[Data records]
....
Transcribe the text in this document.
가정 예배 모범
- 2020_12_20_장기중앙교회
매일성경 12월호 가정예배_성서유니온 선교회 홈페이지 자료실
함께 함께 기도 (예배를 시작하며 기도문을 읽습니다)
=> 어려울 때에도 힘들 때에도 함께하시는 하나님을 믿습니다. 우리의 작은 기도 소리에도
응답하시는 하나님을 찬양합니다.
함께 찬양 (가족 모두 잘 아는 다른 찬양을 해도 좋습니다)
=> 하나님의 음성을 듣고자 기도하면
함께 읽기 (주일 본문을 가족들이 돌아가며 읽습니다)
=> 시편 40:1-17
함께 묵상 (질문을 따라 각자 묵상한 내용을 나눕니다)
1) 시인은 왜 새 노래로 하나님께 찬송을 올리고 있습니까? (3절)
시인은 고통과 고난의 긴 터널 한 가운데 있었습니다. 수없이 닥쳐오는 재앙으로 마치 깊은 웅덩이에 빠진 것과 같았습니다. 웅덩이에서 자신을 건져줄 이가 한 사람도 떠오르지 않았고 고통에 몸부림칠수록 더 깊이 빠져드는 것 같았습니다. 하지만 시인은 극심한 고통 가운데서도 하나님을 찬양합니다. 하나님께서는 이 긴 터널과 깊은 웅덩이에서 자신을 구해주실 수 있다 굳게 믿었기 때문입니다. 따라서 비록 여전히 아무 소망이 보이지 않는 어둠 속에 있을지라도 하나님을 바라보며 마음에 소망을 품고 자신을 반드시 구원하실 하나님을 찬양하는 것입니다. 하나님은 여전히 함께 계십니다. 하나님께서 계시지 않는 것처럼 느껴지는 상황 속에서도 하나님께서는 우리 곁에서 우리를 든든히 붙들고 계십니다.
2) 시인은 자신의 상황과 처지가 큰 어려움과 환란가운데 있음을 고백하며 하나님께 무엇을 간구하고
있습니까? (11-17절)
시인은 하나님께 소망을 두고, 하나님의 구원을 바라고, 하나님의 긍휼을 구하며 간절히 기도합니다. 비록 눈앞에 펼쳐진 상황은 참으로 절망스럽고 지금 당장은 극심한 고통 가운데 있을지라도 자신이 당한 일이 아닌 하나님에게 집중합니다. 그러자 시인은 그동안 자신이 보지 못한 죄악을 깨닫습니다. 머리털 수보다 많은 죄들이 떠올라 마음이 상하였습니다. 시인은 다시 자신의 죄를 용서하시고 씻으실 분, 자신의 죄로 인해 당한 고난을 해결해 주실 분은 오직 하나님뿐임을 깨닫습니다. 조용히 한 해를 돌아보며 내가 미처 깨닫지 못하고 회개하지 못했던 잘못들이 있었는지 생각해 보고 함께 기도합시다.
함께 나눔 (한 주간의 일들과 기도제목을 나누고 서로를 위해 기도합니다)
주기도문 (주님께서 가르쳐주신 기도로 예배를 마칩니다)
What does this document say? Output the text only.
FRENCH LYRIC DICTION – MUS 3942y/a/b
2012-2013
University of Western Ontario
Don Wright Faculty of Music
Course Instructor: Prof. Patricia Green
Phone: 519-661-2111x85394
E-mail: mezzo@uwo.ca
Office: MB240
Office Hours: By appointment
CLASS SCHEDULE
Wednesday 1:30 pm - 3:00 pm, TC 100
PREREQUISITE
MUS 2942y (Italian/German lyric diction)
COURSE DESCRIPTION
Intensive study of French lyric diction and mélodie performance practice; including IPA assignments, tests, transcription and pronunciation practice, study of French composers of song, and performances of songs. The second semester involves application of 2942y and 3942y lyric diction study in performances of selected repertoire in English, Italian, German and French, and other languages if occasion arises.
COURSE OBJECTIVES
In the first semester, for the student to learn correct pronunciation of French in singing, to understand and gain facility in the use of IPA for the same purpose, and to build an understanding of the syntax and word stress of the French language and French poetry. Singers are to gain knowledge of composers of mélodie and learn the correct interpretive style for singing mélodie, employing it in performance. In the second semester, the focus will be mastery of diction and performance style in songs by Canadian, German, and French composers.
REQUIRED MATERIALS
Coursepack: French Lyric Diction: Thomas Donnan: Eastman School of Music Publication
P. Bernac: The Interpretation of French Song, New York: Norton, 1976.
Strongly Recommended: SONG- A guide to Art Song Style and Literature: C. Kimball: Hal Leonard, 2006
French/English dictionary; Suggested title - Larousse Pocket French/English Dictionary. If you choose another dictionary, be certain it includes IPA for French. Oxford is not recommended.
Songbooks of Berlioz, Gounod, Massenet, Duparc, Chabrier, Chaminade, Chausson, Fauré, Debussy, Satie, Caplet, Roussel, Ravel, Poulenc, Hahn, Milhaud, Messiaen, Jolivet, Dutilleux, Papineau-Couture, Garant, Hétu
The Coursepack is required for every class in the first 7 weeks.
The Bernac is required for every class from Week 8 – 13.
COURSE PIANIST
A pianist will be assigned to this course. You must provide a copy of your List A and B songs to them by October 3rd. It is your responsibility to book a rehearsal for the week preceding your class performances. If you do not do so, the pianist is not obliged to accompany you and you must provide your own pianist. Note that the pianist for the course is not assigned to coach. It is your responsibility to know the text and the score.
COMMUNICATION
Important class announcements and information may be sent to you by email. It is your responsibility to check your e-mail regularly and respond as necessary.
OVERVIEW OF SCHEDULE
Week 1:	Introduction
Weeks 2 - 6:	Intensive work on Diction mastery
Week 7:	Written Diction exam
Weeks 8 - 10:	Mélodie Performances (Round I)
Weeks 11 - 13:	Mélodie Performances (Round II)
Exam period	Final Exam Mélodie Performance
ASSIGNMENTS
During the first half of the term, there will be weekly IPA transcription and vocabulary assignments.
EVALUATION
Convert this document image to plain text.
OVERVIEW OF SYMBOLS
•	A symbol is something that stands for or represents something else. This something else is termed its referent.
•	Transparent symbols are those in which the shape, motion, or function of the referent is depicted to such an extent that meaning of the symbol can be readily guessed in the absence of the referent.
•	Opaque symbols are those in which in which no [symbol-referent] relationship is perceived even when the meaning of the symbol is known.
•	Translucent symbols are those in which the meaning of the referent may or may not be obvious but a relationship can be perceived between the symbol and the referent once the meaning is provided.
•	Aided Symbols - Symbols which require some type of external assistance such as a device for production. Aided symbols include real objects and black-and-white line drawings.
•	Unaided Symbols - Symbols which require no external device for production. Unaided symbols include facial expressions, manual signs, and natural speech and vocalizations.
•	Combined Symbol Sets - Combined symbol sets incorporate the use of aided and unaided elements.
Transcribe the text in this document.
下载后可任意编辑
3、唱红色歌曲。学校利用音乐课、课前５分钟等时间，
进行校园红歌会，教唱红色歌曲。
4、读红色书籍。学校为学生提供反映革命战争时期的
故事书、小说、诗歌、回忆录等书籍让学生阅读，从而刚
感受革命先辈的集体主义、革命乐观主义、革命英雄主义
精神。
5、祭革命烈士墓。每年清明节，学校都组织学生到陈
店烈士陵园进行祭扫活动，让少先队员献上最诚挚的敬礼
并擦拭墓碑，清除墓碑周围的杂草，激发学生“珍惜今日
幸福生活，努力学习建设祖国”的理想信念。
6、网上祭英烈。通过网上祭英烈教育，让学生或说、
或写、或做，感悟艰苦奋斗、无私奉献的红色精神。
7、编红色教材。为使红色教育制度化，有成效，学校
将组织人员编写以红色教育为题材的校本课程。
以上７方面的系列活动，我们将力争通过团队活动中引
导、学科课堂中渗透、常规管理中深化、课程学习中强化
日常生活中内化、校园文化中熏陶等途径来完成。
....
- _Task goal_: Gather every line containing the word "those" and copy it.

- _Answer to this exercise_:
•	Transparent symbols are those in which the shape, motion, or function of the referent is depicted to such an extent that meaning of the symbol can be readily guessed in the absence of the referent.
•	Opaque symbols are those in which in which no [symbol-referent] relationship is perceived even when the meaning of the symbol is known.
•	Translucent symbols are those in which the meaning of the referent may or may not be obvious but a relationship can be perceived between the symbol and the referent once the meaning is provided.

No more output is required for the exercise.